### WORK TO COMPLETE
Write out each line word for word. Drop pictures.

Start RECORDS FOR THIS TASK

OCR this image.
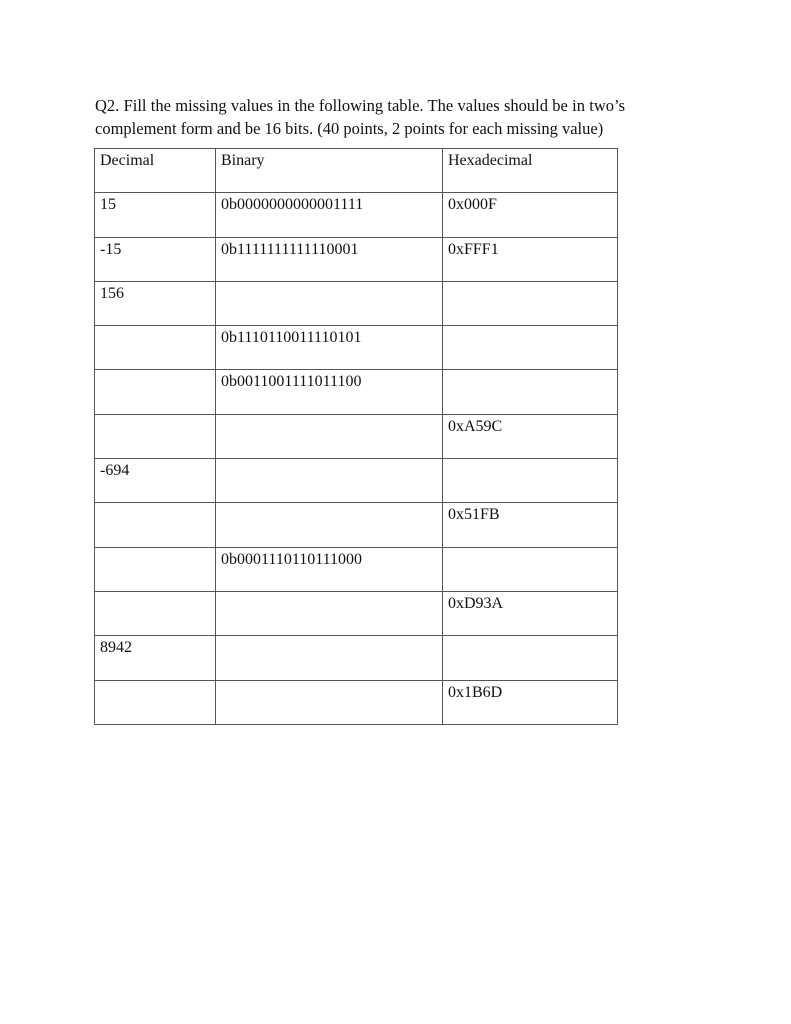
Q2. Fill the missing values in the following table. The values should be in two’s complement form and be 16 bits. (40 points, 2 points for each missing value)
Decimal	Binary	Hexadecimal
15	0b0000000000001111	0x000F
-15	0b1111111111110001	0xFFF1
156		
	0b1110110011110101	
	0b0011001111011100	
		0xA59C
-694		
		0x51FB
	0b0001110110111000	
		0xD93A
8942		
		0x1B6D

End RECORDS FOR THIS TASK

### CORRECT OUTPUT
OCR this image.
Q2. Fill the missing values in the following table. The values should be in two’s complement form and be 16 bits. (40 points, 2 points for each missing value)
Decimal	Binary	Hexadecimal
15	0b0000000000001111	0x000F
-15	0b1111111111110001	0xFFF1
156		
	0b1110110011110101	
	0b0011001111011100	
		0xA59C
-694		
		0x51FB
	0b0001110110111000	
		0xD93A
8942		
		0x1B6D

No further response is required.